Work out how many lines of the listing hold the string "Lakes". Answer with that number alone.
## Start Material for this exercise
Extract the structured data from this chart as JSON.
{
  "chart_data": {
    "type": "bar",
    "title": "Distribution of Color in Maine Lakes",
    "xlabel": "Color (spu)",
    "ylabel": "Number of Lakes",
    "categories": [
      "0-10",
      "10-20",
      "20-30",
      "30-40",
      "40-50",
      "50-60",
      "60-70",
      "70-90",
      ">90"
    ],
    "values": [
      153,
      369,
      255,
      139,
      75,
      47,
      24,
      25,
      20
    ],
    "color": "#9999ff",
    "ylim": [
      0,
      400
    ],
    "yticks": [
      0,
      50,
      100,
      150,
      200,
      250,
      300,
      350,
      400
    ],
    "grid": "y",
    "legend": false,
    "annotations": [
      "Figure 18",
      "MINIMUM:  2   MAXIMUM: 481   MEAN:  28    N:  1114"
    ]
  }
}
## End Material for this exercise
Response to the exercise: 2